- RECORDS FOR THE EXERCISE -
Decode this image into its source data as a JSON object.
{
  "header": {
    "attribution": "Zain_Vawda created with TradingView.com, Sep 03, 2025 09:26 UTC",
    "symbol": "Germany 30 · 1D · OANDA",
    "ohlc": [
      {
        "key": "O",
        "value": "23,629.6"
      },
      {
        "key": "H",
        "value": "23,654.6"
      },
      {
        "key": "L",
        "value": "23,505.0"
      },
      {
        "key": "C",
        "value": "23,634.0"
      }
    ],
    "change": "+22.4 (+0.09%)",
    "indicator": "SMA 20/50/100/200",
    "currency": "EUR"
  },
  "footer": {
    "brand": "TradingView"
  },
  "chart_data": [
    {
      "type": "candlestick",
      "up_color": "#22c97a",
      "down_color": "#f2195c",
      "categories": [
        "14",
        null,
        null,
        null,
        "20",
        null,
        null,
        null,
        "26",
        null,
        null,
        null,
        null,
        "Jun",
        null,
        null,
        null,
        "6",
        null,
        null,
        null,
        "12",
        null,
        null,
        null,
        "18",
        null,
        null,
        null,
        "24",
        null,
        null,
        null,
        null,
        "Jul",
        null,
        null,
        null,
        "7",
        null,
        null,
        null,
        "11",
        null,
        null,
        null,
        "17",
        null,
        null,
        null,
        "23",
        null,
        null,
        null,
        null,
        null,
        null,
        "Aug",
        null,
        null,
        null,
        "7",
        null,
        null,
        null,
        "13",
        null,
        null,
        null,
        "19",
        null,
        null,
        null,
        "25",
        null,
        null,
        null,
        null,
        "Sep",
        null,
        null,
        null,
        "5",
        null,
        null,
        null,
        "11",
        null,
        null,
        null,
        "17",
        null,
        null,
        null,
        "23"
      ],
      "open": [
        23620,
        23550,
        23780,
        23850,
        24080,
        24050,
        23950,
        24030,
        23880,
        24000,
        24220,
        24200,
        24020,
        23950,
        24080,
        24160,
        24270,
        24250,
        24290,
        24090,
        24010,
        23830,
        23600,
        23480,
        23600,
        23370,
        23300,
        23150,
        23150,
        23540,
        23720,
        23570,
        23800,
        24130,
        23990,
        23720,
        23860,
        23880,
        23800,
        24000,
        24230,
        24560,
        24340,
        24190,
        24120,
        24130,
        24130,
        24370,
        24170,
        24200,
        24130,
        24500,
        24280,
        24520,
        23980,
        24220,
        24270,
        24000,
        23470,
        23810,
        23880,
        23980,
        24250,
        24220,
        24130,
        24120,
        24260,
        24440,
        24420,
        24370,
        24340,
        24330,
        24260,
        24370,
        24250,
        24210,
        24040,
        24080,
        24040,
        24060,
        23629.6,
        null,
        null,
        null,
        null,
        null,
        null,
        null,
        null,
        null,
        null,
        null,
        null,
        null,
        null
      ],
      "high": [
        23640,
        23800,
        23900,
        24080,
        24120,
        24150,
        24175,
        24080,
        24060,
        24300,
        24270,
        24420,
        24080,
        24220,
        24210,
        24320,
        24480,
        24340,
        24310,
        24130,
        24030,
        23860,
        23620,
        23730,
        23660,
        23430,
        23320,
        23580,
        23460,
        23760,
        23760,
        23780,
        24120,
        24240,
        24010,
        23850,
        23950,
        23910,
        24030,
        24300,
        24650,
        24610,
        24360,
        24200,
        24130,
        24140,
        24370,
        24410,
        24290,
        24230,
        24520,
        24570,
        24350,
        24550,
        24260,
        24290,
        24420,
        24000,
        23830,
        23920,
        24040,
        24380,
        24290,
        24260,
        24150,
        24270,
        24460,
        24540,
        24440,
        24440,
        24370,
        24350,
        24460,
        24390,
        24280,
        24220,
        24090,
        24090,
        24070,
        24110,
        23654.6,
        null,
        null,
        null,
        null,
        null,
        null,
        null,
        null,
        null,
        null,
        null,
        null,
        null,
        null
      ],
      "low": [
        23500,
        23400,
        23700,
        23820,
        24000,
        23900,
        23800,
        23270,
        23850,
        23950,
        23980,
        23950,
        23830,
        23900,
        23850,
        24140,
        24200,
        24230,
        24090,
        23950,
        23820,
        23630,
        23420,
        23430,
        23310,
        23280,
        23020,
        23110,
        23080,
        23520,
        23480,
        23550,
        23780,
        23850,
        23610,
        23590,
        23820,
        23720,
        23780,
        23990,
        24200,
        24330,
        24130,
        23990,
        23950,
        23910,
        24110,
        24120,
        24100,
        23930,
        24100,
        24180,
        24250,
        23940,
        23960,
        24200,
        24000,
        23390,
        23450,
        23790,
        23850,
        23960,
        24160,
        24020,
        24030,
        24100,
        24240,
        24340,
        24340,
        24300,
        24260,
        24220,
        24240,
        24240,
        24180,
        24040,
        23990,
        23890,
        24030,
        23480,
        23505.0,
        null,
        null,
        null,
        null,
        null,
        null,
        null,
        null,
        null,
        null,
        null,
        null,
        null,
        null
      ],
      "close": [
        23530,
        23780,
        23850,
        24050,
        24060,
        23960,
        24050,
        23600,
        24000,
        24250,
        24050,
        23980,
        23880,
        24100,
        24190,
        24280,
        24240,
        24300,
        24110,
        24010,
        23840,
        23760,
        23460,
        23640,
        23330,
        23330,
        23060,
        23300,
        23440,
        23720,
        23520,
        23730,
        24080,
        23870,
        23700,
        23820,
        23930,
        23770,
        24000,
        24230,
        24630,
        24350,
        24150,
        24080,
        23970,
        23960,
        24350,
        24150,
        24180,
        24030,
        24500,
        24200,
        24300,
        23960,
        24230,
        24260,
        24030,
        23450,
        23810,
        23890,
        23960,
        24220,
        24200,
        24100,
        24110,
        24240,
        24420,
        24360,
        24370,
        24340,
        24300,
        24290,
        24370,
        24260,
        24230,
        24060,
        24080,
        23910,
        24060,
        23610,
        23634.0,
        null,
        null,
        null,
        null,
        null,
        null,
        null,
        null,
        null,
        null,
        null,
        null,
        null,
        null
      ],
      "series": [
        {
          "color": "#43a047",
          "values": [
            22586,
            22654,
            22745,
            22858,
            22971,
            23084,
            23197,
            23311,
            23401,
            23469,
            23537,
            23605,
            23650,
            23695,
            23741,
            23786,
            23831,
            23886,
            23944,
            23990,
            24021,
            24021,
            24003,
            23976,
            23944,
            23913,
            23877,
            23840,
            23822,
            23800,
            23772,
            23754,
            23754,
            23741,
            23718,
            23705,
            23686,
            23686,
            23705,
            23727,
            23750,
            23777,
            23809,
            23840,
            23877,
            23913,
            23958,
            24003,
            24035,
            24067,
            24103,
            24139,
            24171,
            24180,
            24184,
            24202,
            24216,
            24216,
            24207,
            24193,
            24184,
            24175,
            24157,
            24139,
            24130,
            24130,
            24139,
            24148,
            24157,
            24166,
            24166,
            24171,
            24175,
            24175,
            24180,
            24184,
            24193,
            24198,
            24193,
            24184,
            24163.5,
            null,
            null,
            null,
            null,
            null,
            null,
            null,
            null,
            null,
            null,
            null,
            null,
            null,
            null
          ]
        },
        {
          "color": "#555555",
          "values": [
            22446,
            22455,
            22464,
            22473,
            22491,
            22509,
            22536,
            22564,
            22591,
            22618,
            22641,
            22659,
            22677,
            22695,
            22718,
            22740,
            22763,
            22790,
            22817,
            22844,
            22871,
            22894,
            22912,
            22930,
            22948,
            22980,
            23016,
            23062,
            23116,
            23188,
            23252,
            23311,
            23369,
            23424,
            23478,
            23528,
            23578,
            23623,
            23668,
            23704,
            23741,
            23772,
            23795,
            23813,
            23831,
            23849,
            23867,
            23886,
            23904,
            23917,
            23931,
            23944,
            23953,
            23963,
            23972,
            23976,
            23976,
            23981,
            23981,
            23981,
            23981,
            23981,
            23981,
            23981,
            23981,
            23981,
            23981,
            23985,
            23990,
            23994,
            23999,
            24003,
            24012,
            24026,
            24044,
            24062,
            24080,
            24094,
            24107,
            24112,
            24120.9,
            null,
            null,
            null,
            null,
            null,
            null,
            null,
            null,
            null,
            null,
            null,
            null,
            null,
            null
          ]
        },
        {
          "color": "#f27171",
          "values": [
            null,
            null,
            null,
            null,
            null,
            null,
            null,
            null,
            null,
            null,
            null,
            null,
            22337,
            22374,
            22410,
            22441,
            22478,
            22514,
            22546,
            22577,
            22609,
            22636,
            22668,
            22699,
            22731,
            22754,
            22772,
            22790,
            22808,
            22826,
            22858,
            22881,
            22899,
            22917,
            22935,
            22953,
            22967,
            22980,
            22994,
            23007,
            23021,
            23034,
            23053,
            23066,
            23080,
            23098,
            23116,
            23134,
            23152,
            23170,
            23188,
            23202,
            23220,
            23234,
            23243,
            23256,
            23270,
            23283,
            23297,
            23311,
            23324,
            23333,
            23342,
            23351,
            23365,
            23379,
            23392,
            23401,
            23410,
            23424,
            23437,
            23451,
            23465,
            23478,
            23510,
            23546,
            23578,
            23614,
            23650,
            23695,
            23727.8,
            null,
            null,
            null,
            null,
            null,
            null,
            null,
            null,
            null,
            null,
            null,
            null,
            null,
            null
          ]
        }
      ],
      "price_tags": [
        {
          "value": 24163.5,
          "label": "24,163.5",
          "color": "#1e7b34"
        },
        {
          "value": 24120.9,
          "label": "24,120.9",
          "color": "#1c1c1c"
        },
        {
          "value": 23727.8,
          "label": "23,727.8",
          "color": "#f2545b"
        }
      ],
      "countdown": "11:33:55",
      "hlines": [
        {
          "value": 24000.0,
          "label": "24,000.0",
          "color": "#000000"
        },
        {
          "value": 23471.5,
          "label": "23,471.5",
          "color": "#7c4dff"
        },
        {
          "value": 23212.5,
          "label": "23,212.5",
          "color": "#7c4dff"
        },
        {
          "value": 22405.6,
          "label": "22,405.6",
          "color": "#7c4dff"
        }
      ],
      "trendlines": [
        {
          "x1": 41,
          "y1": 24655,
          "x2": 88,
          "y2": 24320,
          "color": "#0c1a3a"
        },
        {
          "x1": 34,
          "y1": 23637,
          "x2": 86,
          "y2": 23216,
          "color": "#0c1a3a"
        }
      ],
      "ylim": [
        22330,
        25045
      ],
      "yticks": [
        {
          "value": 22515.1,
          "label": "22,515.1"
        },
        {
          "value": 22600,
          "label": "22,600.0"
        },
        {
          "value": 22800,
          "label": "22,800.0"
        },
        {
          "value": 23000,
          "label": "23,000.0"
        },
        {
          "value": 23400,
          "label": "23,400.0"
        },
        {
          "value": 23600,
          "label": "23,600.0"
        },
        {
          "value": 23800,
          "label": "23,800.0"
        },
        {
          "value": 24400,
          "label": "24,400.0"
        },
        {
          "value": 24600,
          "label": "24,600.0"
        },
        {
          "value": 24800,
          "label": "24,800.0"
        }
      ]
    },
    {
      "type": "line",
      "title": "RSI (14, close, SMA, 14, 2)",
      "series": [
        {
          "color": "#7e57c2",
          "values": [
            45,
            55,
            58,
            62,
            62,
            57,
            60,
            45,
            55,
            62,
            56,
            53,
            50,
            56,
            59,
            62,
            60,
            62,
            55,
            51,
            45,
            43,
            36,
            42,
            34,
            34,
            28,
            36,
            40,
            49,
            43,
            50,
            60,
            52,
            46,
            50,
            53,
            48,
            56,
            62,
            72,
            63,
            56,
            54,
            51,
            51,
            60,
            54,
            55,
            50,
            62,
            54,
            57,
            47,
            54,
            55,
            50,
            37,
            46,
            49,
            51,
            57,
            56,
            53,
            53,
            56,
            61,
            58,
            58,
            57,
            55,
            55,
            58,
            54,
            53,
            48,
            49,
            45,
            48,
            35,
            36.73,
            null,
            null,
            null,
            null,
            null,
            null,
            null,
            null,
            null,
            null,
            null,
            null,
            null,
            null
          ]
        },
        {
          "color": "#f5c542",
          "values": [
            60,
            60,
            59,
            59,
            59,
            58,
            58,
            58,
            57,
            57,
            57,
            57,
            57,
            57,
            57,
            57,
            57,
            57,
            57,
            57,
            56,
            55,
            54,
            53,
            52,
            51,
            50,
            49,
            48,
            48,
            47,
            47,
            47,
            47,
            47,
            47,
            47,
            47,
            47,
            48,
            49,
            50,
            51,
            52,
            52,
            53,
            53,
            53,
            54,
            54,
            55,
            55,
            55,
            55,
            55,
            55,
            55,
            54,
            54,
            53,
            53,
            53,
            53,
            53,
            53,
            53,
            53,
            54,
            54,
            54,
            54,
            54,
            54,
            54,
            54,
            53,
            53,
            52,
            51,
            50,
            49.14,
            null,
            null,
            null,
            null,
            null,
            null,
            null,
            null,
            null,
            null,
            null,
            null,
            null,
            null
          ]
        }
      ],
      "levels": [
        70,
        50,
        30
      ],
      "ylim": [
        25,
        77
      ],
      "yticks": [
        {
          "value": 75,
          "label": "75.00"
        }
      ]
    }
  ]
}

- WHAT YOU HAVE TO DO -
List the lines of the records where "TradingView" occurs.

- EXPECTED ANSWER -
    "attribution": "Zain_Vawda created with TradingView.com, Sep 03, 2025 09:26 UTC",
    "brand": "TradingView"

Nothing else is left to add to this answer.